Emit the data below verbatim, stripping out any pictures.
— start EXTRACTED INFORMATION —
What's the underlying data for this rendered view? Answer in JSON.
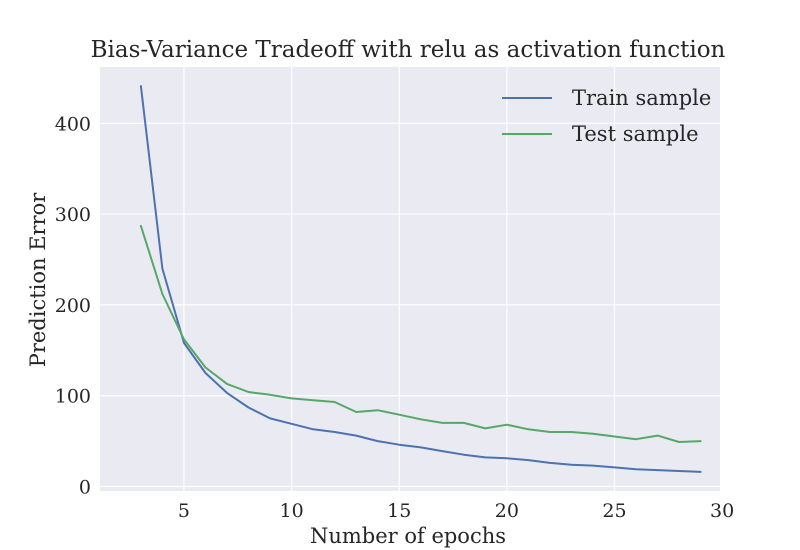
{
  "chart_data": {
    "type": "line",
    "title": "Bias-Variance Tradeoff with relu as activation function",
    "xlabel": "Number of epochs",
    "ylabel": "Prediction Error",
    "xlim": [
      1.1,
      29.9
    ],
    "ylim": [
      -5,
      462
    ],
    "xticks": [
      5,
      10,
      15,
      20,
      25,
      30
    ],
    "yticks": [
      0,
      100,
      200,
      300,
      400
    ],
    "grid": true,
    "legend_position": "top-right",
    "x": [
      3,
      4,
      5,
      6,
      7,
      8,
      9,
      10,
      11,
      12,
      13,
      14,
      15,
      16,
      17,
      18,
      19,
      20,
      21,
      22,
      23,
      24,
      25,
      26,
      27,
      28,
      29
    ],
    "series": [
      {
        "name": "Train sample",
        "color": "#4c72b0",
        "values": [
          441,
          240,
          158,
          125,
          103,
          87,
          75,
          69,
          63,
          60,
          56,
          50,
          46,
          43,
          39,
          35,
          32,
          31,
          29,
          26,
          24,
          23,
          21,
          19,
          18,
          17,
          16
        ]
      },
      {
        "name": "Test sample",
        "color": "#55a868",
        "values": [
          287,
          212,
          162,
          131,
          113,
          104,
          101,
          97,
          95,
          93,
          82,
          84,
          79,
          74,
          70,
          70,
          64,
          68,
          63,
          60,
          60,
          58,
          55,
          52,
          56,
          49,
          50
        ]
      }
    ],
    "background_color": "#eaeaf2"
  }
}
— end EXTRACTED INFORMATION —
* **RESPONSE TO THIS TASK**
What's the underlying data for this rendered view? Answer in JSON.
{
  "chart_data": {
    "type": "line",
    "title": "Bias-Variance Tradeoff with relu as activation function",
    "xlabel": "Number of epochs",
    "ylabel": "Prediction Error",
    "xlim": [
      1.1,
      29.9
    ],
    "ylim": [
      -5,
      462
    ],
    "xticks": [
      5,
      10,
      15,
      20,
      25,
      30
    ],
    "yticks": [
      0,
      100,
      200,
      300,
      400
    ],
    "grid": true,
    "legend_position": "top-right",
    "x": [
      3,
      4,
      5,
      6,
      7,
      8,
      9,
      10,
      11,
      12,
      13,
      14,
      15,
      16,
      17,
      18,
      19,
      20,
      21,
      22,
      23,
      24,
      25,
      26,
      27,
      28,
      29
    ],
    "series": [
      {
        "name": "Train sample",
        "color": "#4c72b0",
        "values": [
          441,
          240,
          158,
          125,
          103,
          87,
          75,
          69,
          63,
          60,
          56,
          50,
          46,
          43,
          39,
          35,
          32,
          31,
          29,
          26,
          24,
          23,
          21,
          19,
          18,
          17,
          16
        ]
      },
      {
        "name": "Test sample",
        "color": "#55a868",
        "values": [
          287,
          212,
          162,
          131,
          113,
          104,
          101,
          97,
          95,
          93,
          82,
          84,
          79,
          74,
          70,
          70,
          64,
          68,
          63,
          60,
          60,
          58,
          55,
          52,
          56,
          49,
          50
        ]
      }
    ],
    "background_color": "#eaeaf2"
  }
}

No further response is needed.